Data provided:
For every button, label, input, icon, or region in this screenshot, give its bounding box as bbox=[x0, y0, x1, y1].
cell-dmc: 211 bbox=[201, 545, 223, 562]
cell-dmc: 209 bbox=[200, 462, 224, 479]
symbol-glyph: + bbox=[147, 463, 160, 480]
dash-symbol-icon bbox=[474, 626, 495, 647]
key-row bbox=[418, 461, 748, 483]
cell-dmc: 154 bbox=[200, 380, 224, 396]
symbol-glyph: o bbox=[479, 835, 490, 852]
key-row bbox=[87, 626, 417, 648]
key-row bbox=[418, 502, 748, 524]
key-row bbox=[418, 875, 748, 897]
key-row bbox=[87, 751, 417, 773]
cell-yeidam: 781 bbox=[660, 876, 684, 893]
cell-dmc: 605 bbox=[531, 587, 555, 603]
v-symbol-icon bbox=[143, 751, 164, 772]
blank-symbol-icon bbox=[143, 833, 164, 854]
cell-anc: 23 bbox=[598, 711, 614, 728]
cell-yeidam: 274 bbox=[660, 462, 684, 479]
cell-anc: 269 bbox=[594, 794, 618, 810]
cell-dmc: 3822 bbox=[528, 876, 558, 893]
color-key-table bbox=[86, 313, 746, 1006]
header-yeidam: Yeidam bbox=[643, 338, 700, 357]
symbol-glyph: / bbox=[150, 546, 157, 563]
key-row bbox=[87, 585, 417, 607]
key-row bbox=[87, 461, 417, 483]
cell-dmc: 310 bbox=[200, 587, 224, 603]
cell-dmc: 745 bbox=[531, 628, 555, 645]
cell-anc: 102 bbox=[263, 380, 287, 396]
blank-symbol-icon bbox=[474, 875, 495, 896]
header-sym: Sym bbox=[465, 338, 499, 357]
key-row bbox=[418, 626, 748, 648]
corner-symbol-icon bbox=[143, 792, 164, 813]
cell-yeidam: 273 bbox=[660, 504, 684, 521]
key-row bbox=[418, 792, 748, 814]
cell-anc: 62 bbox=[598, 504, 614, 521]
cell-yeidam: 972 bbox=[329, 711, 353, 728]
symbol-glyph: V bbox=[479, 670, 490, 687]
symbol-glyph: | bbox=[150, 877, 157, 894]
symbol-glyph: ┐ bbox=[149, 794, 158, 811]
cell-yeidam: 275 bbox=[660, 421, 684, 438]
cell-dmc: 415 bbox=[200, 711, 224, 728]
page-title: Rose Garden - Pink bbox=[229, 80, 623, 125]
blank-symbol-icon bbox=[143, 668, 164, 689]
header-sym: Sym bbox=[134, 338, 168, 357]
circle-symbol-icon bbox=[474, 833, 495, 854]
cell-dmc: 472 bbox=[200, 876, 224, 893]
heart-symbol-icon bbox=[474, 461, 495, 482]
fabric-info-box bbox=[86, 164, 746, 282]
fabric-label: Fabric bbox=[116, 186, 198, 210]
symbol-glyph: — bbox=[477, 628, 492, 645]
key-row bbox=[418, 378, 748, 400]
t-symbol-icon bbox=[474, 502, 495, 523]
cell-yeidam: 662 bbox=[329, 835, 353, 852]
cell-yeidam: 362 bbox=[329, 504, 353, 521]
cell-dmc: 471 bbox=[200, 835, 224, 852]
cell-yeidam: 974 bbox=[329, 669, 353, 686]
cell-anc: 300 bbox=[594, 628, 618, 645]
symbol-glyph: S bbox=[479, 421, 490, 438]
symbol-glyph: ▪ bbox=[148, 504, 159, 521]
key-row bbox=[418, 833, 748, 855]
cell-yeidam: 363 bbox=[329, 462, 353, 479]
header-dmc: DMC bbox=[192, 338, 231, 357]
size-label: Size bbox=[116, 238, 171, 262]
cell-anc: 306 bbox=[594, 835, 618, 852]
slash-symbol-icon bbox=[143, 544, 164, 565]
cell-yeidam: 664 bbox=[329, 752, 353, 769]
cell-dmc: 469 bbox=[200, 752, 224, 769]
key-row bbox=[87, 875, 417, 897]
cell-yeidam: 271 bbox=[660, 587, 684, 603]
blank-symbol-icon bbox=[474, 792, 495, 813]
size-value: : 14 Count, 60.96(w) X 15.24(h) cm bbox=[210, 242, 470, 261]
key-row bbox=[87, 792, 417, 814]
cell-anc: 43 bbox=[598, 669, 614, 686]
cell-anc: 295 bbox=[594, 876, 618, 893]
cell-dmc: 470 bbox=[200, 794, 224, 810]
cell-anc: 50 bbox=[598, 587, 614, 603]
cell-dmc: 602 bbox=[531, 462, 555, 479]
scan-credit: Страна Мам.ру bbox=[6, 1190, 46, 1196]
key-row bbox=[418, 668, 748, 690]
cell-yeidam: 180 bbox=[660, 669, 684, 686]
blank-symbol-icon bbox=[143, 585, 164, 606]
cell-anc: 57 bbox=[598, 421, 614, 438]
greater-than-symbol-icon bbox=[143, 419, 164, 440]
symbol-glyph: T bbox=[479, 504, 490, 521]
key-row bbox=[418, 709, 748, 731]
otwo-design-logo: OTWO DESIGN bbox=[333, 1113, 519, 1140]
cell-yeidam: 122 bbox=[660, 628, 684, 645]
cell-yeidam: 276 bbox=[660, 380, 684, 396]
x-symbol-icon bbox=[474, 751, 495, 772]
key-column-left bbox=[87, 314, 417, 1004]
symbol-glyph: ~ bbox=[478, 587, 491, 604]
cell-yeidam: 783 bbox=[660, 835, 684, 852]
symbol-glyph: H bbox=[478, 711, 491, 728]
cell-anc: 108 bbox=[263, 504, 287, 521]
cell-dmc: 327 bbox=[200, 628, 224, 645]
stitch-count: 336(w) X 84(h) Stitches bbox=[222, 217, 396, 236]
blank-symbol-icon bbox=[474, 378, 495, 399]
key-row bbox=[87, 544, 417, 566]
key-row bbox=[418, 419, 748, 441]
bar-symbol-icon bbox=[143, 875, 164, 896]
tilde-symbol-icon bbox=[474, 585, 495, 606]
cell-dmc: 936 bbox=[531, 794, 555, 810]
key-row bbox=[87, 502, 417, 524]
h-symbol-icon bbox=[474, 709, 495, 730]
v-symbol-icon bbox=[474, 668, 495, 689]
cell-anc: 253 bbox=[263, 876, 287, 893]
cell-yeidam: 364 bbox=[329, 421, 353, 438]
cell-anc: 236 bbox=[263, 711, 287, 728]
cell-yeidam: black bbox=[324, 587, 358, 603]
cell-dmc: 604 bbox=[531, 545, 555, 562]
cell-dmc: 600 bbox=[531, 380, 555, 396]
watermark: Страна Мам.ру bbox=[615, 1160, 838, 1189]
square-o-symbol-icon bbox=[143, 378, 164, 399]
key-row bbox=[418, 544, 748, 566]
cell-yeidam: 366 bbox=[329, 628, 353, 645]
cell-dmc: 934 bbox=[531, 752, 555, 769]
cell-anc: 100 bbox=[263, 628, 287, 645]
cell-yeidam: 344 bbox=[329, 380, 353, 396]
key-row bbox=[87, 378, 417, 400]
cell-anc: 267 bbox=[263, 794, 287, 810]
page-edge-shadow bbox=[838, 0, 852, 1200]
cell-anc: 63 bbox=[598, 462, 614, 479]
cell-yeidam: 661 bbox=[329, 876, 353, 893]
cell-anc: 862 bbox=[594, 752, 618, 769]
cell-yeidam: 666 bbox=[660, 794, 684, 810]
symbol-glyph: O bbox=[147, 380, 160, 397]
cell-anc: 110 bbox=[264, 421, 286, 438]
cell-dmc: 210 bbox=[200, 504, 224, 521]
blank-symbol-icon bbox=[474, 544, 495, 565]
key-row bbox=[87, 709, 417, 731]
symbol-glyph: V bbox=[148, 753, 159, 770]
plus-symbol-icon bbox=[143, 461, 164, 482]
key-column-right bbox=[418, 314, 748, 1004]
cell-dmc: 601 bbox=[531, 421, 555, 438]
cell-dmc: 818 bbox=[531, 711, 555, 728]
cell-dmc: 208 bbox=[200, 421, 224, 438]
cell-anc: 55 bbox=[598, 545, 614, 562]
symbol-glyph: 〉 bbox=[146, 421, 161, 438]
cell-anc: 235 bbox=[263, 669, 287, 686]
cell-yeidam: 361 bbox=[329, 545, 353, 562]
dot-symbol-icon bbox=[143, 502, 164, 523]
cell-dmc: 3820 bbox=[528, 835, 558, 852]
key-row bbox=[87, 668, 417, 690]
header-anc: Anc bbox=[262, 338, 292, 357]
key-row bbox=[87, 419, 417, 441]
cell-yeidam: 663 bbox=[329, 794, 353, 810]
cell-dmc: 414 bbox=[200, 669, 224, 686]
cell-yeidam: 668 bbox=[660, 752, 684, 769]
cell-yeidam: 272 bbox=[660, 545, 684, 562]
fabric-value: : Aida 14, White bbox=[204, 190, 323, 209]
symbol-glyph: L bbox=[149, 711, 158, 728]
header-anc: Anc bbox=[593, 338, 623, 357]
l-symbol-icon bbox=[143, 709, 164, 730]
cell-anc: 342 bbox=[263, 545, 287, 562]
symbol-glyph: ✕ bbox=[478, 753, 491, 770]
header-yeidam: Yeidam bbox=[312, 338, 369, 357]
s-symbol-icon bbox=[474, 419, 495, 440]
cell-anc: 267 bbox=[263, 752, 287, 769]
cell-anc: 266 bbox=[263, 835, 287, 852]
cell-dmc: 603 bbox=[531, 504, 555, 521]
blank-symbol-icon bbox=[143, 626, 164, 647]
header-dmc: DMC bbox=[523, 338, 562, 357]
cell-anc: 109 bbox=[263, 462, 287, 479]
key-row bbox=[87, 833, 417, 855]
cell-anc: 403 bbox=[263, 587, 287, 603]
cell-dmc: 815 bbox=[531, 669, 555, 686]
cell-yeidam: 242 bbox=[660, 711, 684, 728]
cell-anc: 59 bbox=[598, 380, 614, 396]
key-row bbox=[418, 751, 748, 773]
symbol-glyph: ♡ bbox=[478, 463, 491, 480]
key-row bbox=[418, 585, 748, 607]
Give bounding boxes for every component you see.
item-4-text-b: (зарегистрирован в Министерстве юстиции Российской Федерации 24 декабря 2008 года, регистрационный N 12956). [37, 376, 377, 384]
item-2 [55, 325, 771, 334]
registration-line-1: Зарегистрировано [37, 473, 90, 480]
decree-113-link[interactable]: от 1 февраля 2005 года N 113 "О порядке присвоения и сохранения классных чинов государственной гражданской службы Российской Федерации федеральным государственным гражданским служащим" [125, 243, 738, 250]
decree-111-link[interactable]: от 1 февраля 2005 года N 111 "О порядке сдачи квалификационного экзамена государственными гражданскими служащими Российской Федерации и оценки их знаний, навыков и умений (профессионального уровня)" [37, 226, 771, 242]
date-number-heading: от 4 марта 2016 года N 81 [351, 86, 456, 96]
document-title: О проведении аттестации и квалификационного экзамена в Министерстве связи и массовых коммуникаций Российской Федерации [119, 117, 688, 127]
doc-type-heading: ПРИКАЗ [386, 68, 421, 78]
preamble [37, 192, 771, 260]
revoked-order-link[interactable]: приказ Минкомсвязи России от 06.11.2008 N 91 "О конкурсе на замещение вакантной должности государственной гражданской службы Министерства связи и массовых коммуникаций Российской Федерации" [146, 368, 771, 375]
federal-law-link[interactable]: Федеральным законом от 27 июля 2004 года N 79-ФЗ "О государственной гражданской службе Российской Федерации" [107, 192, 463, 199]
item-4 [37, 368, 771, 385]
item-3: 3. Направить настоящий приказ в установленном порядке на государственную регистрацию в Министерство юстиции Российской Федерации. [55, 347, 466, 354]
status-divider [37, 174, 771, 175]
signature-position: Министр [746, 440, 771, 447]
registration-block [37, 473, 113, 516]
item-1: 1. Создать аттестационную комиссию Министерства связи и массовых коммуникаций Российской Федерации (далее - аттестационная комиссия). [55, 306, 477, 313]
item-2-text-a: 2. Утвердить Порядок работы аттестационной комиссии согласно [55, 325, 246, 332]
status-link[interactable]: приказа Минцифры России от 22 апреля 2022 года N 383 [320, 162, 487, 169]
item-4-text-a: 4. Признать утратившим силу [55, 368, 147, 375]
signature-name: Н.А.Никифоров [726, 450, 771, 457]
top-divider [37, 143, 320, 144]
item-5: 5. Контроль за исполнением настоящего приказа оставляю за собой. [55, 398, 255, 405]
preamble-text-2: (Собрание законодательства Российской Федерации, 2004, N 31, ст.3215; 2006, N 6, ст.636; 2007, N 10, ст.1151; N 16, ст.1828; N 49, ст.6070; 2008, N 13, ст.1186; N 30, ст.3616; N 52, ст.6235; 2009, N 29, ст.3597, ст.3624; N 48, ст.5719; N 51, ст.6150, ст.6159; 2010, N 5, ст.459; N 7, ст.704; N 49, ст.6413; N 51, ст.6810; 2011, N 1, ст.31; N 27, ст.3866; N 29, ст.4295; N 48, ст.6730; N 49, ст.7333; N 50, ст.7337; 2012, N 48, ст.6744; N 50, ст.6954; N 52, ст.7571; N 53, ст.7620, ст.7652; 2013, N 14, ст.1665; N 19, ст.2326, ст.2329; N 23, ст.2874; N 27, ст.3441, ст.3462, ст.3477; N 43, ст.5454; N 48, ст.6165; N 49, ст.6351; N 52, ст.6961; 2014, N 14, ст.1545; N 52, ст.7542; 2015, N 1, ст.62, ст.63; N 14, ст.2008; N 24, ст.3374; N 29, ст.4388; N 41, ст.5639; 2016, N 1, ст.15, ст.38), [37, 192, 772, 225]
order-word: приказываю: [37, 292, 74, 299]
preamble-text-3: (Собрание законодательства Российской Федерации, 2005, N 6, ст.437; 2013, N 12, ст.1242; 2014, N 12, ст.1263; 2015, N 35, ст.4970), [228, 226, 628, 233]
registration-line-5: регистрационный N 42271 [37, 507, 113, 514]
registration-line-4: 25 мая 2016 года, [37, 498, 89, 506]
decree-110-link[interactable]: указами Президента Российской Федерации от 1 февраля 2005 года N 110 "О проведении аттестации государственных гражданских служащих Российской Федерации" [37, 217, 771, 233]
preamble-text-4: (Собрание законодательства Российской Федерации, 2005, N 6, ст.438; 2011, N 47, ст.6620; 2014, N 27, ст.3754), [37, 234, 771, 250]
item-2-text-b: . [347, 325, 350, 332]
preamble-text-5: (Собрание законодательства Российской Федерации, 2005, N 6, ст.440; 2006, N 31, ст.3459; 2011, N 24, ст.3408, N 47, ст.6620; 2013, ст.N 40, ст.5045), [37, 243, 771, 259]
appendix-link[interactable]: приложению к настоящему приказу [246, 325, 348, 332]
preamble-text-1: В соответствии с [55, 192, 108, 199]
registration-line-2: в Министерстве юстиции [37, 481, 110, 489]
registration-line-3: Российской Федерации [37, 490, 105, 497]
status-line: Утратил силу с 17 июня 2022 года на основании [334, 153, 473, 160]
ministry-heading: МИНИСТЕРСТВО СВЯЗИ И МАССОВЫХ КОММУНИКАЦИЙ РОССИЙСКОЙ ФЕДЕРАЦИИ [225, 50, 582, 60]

Written instruction: Rewrite the records from the first line through the line containing "key-row bbox=[87, 585, 417, 607]", changing "symbol-glyph" to "symbol-char" and keeping everything else the same.

The response:
For every button, label, input, icon, or region in this screenshot, give its bounding box as bbox=[x0, y0, x1, y1].
cell-dmc: 211 bbox=[201, 545, 223, 562]
cell-dmc: 209 bbox=[200, 462, 224, 479]
symbol-char: + bbox=[147, 463, 160, 480]
dash-symbol-icon bbox=[474, 626, 495, 647]
key-row bbox=[418, 461, 748, 483]
cell-dmc: 154 bbox=[200, 380, 224, 396]
symbol-char: o bbox=[479, 835, 490, 852]
key-row bbox=[87, 626, 417, 648]
key-row bbox=[418, 502, 748, 524]
key-row bbox=[418, 875, 748, 897]
key-row bbox=[87, 751, 417, 773]
cell-yeidam: 781 bbox=[660, 876, 684, 893]
cell-dmc: 605 bbox=[531, 587, 555, 603]
v-symbol-icon bbox=[143, 751, 164, 772]
blank-symbol-icon bbox=[143, 833, 164, 854]
cell-anc: 23 bbox=[598, 711, 614, 728]
cell-yeidam: 274 bbox=[660, 462, 684, 479]
cell-anc: 269 bbox=[594, 794, 618, 810]
cell-dmc: 3822 bbox=[528, 876, 558, 893]
color-key-table bbox=[86, 313, 746, 1006]
header-yeidam: Yeidam bbox=[643, 338, 700, 357]
symbol-char: / bbox=[150, 546, 157, 563]
key-row bbox=[87, 585, 417, 607]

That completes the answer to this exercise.